→ Challenge:
Copy every line of the data that includes the string "Solutions".
+ + +
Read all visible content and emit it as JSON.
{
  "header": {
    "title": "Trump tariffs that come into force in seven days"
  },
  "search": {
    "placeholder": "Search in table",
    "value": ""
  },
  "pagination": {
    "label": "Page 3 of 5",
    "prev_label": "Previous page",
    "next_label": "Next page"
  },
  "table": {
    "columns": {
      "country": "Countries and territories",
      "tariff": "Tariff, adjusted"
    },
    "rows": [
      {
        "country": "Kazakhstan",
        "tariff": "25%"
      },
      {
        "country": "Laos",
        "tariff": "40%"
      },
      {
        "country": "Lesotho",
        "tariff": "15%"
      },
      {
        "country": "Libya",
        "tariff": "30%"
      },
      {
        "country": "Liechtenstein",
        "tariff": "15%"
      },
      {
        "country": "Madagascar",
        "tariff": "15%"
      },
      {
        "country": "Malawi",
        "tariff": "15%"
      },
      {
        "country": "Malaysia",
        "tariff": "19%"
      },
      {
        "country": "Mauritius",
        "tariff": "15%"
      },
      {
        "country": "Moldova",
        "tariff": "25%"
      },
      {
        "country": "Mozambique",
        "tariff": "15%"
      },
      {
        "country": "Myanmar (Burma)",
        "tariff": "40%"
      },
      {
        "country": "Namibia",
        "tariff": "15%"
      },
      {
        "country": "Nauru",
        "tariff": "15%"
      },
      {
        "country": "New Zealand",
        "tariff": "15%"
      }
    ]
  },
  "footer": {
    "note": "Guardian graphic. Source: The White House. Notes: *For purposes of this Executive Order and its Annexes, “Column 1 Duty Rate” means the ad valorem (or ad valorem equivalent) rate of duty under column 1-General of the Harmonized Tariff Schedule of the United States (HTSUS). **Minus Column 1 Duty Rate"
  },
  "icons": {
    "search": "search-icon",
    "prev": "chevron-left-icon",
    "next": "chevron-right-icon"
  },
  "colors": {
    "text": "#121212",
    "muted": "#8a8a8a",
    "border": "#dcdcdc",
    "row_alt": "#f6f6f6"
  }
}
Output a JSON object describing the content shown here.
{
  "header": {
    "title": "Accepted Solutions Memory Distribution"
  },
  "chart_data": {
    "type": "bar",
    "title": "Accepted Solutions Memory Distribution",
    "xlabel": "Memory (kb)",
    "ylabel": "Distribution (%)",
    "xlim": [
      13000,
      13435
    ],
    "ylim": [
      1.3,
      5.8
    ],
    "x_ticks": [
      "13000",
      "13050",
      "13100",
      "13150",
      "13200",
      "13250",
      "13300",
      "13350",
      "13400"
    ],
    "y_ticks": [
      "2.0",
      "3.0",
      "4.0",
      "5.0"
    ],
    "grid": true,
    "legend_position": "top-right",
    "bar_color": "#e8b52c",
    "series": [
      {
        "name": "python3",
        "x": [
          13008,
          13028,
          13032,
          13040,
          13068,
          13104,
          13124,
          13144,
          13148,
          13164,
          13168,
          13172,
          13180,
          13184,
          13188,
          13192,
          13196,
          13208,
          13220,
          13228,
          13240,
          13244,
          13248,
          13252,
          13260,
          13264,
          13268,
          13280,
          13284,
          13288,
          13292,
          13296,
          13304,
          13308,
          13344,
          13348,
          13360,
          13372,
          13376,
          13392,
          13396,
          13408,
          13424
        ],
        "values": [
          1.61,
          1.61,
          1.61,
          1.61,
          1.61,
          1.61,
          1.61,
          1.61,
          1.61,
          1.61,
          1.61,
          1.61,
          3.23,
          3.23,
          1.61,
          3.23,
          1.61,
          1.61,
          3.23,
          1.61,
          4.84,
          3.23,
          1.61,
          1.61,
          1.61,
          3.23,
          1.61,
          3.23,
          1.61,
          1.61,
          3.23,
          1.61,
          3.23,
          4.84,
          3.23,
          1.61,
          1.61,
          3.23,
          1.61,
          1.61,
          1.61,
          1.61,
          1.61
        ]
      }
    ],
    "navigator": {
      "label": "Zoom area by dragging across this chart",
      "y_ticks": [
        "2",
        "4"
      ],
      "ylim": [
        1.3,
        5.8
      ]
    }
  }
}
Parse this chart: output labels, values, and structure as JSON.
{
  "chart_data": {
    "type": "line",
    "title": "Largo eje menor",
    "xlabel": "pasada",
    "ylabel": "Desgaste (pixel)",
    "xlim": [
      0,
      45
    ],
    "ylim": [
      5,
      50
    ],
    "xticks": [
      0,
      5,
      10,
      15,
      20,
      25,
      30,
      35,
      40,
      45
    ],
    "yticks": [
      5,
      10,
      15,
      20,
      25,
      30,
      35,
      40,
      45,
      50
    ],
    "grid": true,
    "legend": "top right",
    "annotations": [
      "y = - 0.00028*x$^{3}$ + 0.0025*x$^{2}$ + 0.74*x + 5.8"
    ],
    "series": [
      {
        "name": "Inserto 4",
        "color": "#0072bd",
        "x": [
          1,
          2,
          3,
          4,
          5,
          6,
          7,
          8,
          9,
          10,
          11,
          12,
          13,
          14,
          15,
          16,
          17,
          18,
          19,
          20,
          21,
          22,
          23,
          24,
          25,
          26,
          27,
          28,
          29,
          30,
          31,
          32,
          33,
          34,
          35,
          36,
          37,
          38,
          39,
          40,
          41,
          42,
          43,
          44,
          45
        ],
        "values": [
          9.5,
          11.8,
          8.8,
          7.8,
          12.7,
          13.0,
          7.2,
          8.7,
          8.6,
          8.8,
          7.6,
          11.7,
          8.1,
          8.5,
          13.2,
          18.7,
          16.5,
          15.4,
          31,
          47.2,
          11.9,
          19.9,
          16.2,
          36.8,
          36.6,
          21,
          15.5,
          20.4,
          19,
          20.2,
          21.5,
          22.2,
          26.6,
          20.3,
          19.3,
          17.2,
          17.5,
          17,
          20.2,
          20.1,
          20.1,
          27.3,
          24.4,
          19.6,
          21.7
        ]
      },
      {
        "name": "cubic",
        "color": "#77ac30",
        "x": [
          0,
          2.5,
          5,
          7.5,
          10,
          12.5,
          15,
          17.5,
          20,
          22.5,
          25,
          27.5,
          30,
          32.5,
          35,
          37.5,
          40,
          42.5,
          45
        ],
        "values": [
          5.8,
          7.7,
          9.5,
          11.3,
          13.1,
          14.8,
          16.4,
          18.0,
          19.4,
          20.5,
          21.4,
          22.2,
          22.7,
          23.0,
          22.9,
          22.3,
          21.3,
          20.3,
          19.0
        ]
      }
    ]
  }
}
+ + +
→ Written response:
    "title": "Accepted Solutions Memory Distribution"
    "title": "Accepted Solutions Memory Distribution",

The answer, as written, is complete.